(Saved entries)
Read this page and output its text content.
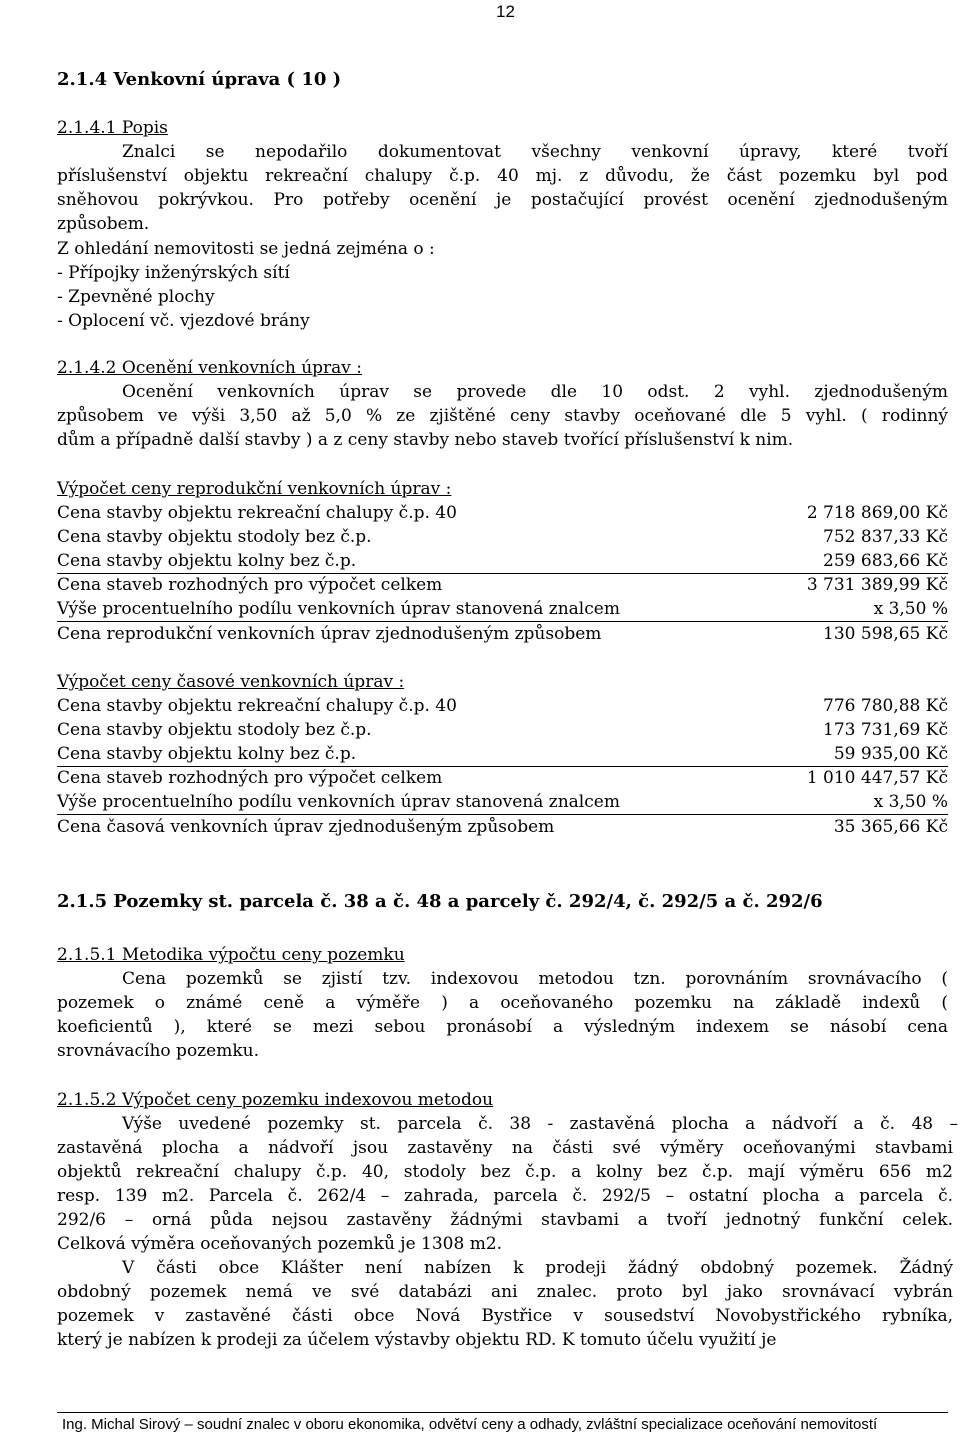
12
2.1.4 Venkovní úprava ( 10 )
2.1.4.1 Popis
Znalci se nepodařilo dokumentovat všechny venkovní úpravy, které tvoří
příslušenství objektu rekreační chalupy č.p. 40 mj. z důvodu, že část pozemku byl pod
sněhovou pokrývkou. Pro potřeby ocenění je postačující provést ocenění zjednodušeným
způsobem.
Z ohledání nemovitosti se jedná zejména o :
- Přípojky inženýrských sítí
- Zpevněné plochy
- Oplocení vč. vjezdové brány
2.1.4.2 Ocenění venkovních úprav :
Ocenění venkovních úprav se provede dle 10 odst. 2 vyhl. zjednodušeným
způsobem ve výši 3,50 až 5,0 % ze zjištěné ceny stavby oceňované dle 5 vyhl. ( rodinný
dům a případně další stavby ) a z ceny stavby nebo staveb tvořící příslušenství k nim.
Výpočet ceny reprodukční venkovních úprav :
Cena stavby objektu rekreační chalupy č.p. 40	2 718 869,00 Kč
Cena stavby objektu stodoly bez č.p.	752 837,33 Kč
Cena stavby objektu kolny bez č.p.	259 683,66 Kč
Cena staveb rozhodných pro výpočet celkem	3 731 389,99 Kč
Výše procentuelního podílu venkovních úprav stanovená znalcem	x 3,50 %
Cena reprodukční venkovních úprav zjednodušeným způsobem	130 598,65 Kč
Výpočet ceny časové venkovních úprav :
Cena stavby objektu rekreační chalupy č.p. 40	776 780,88 Kč
Cena stavby objektu stodoly bez č.p.	173 731,69 Kč
Cena stavby objektu kolny bez č.p.	59 935,00 Kč
Cena staveb rozhodných pro výpočet celkem	1 010 447,57 Kč
Výše procentuelního podílu venkovních úprav stanovená znalcem	x 3,50 %
Cena časová venkovních úprav zjednodušeným způsobem	35 365,66 Kč
2.1.5 Pozemky st. parcela č. 38 a č. 48 a parcely č. 292/4, č. 292/5 a č. 292/6
2.1.5.1 Metodika výpočtu ceny pozemku
Cena pozemků se zjistí tzv. indexovou metodou tzn. porovnáním srovnávacího (
pozemek o známé ceně a výměře ) a oceňovaného pozemku na základě indexů (
koeficientů ), které se mezi sebou pronásobí a výsledným indexem se násobí cena
srovnávacího pozemku.
2.1.5.2 Výpočet ceny pozemku indexovou metodou
Výše uvedené pozemky st. parcela č. 38 - zastavěná plocha a nádvoří a č. 48 –
zastavěná plocha a nádvoří jsou zastavěny na části své výměry oceňovanými stavbami
objektů rekreační chalupy č.p. 40, stodoly bez č.p. a kolny bez č.p. mají výměru 656 m2
resp. 139 m2. Parcela č. 262/4 – zahrada, parcela č. 292/5 – ostatní plocha a parcela č.
292/6 – orná půda nejsou zastavěny žádnými stavbami a tvoří jednotný funkční celek.
Celková výměra oceňovaných pozemků je 1308 m2.
V části obce Klášter není nabízen k prodeji žádný obdobný pozemek. Žádný
obdobný pozemek nemá ve své databázi ani znalec. proto byl jako srovnávací vybrán
pozemek v zastavěné části obce Nová Bystřice v sousedství Novobystřického rybníka,
který je nabízen k prodeji za účelem výstavby objektu RD. K tomuto účelu využití je
Ing. Michal Sirový – soudní znalec v oboru ekonomika, odvětví ceny a odhady, zvláštní specializace oceňování nemovitostí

Written instruction. Search the listing for the word "stavbami". Copy every line in which it occurs.

Correct answer.
zastavěná plocha a nádvoří jsou zastavěny na části své výměry oceňovanými stavbami
292/6 – orná půda nejsou zastavěny žádnými stavbami a tvoří jednotný funkční celek.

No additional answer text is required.